[begin RECORD SET]

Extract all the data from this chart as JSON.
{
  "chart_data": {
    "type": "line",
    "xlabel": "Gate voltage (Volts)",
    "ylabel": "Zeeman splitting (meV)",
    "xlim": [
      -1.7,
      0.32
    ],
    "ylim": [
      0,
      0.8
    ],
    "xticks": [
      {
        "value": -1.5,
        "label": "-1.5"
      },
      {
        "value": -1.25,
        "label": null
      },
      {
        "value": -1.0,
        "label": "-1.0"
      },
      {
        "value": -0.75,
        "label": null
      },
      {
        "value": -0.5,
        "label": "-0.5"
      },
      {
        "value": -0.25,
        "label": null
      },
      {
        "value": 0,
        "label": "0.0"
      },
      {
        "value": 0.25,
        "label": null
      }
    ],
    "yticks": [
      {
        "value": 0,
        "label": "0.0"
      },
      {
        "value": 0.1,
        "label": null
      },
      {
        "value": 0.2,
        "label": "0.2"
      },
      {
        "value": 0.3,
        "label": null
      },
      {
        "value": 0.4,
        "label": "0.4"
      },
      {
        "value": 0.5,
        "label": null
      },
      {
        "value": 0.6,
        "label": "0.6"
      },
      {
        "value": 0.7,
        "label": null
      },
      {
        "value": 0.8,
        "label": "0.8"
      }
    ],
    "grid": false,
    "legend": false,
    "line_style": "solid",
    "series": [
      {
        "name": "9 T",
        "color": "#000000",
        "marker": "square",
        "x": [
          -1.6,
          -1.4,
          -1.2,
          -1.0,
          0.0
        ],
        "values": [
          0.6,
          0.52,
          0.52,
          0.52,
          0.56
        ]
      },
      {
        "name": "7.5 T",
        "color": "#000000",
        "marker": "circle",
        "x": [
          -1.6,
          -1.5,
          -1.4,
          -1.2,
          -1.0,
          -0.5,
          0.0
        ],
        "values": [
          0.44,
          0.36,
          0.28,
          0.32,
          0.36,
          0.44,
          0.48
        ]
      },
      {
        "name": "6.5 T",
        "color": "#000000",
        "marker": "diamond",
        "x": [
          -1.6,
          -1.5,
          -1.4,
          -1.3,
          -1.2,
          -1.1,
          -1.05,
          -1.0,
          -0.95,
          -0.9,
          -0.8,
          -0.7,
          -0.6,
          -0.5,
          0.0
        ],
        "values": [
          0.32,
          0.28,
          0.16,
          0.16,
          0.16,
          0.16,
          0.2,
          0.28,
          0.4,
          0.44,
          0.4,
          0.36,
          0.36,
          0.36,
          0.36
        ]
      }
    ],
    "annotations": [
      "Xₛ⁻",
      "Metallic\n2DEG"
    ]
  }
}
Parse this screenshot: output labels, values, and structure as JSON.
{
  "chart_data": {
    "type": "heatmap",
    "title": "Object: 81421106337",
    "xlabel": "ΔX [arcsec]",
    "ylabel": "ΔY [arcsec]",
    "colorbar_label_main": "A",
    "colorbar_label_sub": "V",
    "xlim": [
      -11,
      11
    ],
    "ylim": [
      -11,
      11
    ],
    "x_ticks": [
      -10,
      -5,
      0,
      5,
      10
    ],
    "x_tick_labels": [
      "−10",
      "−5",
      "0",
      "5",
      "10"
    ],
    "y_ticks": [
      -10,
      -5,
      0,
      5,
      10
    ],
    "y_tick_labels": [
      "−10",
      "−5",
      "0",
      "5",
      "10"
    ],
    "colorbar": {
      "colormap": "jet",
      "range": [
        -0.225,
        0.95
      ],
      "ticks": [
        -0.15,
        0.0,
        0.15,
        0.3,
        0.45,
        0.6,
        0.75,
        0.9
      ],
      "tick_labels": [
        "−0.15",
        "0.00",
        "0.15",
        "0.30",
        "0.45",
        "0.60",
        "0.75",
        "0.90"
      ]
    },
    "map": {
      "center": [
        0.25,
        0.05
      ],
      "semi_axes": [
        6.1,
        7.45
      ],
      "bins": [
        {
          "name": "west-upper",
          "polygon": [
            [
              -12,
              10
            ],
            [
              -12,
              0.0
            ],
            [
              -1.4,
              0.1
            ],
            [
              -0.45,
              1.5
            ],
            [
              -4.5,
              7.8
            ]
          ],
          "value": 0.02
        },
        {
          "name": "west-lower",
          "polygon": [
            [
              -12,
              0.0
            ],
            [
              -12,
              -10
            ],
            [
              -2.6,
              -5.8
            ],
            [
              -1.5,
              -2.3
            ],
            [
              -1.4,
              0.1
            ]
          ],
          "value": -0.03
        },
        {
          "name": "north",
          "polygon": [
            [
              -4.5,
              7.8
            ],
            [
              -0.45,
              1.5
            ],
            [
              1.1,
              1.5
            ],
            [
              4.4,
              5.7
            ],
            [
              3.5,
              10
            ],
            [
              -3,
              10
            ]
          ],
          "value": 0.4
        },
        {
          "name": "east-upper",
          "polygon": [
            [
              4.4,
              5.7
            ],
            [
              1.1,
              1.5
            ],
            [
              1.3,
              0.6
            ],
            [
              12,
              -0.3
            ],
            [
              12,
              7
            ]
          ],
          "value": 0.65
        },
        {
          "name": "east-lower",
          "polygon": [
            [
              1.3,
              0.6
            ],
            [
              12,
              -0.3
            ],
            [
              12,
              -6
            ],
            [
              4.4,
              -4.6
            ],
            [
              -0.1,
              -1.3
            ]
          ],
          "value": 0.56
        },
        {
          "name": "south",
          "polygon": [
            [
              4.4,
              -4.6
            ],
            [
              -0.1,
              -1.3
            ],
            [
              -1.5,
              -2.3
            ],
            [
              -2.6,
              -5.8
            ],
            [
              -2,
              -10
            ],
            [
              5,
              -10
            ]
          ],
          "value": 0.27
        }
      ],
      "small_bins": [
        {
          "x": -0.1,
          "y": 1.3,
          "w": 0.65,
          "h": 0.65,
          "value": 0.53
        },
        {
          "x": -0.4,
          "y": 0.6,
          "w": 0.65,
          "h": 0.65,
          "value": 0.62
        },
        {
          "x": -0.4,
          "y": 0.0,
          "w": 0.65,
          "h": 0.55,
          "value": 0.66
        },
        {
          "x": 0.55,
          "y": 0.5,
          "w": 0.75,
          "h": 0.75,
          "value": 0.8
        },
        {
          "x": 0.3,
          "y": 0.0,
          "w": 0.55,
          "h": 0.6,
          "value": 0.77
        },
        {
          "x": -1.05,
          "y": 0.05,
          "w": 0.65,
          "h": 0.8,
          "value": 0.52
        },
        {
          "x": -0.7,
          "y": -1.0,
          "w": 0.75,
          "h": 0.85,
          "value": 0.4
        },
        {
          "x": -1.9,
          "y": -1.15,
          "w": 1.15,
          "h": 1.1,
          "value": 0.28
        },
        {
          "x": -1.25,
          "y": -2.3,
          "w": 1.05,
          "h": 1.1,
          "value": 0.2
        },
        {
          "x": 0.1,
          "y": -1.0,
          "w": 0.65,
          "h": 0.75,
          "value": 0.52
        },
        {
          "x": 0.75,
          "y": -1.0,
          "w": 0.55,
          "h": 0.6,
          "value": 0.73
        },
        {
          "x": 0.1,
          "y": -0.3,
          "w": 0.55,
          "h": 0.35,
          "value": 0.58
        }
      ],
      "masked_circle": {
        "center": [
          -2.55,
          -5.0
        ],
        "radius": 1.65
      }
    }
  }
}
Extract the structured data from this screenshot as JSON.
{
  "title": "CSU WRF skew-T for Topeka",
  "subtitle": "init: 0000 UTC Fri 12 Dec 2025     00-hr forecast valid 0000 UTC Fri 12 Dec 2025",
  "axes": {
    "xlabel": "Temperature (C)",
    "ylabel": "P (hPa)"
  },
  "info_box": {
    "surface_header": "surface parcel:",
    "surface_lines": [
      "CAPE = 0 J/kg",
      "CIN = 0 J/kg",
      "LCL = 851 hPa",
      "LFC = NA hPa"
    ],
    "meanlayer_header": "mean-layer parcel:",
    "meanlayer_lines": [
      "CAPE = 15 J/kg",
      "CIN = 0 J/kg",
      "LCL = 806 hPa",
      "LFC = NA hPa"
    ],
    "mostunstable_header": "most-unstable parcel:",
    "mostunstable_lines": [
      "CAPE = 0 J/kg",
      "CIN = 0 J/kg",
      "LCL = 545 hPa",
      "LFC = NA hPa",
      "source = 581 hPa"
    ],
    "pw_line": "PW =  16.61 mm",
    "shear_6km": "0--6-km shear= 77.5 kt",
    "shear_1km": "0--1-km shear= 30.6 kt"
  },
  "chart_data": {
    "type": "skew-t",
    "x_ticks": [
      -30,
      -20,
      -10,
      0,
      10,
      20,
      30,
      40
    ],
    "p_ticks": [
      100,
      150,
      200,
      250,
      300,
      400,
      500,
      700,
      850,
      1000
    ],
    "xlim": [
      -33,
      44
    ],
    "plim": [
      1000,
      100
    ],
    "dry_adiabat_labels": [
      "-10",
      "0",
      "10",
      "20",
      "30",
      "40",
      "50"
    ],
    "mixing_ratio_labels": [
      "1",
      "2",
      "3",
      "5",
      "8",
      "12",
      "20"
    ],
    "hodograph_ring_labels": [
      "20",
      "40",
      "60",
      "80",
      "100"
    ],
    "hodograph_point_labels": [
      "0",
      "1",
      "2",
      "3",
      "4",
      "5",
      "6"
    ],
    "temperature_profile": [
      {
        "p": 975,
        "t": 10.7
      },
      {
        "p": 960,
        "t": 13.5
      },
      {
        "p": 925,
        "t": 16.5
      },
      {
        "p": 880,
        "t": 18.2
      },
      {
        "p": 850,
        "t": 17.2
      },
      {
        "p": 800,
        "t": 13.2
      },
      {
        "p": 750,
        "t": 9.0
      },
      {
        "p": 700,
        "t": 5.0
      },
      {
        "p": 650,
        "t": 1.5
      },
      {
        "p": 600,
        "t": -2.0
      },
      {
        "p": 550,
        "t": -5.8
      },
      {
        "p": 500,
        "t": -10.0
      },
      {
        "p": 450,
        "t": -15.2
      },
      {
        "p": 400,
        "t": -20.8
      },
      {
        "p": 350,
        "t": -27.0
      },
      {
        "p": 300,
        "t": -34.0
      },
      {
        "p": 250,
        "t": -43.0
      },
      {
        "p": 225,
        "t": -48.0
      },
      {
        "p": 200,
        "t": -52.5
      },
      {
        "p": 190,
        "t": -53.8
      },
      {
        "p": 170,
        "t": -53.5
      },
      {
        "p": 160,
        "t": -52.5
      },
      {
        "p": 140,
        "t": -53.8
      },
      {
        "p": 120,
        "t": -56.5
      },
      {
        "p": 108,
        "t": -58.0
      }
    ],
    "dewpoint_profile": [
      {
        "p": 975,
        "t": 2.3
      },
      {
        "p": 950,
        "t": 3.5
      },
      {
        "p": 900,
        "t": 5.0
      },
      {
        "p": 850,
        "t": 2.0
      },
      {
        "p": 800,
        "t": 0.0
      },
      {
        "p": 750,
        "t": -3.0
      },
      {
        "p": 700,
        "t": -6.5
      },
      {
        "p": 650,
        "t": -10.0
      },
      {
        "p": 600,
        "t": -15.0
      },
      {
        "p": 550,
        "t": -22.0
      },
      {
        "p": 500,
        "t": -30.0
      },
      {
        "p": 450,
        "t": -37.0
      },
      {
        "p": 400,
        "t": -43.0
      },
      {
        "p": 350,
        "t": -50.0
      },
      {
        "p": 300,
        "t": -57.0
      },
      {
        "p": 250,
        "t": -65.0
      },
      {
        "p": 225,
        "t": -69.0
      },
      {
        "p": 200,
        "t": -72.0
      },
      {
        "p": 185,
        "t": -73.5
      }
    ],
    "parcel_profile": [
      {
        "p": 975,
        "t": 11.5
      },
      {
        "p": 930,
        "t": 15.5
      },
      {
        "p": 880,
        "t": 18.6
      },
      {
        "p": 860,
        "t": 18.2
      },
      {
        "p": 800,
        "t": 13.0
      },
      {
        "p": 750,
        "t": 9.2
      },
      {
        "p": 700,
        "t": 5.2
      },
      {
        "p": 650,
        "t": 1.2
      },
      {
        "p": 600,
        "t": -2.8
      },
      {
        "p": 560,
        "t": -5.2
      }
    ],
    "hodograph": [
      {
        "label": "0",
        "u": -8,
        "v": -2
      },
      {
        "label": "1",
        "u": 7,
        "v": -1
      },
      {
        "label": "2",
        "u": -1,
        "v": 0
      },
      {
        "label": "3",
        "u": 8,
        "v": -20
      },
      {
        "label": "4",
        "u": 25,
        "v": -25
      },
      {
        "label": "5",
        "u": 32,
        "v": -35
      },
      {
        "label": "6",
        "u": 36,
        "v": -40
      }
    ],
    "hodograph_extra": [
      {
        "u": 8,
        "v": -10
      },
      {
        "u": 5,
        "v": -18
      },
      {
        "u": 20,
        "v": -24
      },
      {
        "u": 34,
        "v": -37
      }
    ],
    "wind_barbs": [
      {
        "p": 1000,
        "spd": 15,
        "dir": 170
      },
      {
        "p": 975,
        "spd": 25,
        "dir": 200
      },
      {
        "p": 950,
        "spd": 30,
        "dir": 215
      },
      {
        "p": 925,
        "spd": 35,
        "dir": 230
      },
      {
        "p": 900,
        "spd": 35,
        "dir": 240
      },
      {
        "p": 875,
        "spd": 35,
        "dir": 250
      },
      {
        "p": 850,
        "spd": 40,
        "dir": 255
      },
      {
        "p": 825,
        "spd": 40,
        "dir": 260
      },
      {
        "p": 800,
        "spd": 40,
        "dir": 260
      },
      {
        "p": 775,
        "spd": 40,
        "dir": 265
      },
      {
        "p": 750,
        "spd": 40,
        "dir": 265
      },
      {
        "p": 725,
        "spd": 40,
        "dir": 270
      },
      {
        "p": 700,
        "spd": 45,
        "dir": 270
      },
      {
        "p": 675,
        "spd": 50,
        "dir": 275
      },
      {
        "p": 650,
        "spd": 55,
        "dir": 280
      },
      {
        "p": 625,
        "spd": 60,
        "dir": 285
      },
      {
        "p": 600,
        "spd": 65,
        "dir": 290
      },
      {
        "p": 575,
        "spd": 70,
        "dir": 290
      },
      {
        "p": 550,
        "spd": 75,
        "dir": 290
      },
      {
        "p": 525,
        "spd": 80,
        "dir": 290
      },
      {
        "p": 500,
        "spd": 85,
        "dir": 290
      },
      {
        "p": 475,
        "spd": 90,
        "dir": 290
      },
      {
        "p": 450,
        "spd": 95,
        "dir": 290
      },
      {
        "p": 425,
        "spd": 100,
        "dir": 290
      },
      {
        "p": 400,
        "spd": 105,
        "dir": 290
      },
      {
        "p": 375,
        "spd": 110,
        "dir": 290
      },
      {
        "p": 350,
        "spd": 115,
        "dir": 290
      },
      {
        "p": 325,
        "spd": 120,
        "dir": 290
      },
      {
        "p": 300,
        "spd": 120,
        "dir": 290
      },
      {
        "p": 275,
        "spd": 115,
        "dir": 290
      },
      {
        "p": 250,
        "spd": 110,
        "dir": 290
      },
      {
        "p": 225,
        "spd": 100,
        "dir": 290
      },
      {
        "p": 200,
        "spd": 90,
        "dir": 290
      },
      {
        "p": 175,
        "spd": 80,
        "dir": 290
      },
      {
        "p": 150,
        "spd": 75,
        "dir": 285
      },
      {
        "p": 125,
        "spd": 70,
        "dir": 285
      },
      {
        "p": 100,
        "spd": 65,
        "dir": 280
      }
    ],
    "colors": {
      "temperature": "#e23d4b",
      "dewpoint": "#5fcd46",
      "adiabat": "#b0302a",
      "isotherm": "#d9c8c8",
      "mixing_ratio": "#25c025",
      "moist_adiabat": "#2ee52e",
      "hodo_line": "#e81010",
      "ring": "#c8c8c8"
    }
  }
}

[end RECORD SET]

§ **INSTRUCTIONS FOR THE TASK**
From the data above, pick out each line containing "ylabel" and copy it.

§ **WORKED SOLUTION**
    "ylabel": "Zeeman splitting (meV)",
    "ylabel": "ΔY [arcsec]",
    "ylabel": "P (hPa)"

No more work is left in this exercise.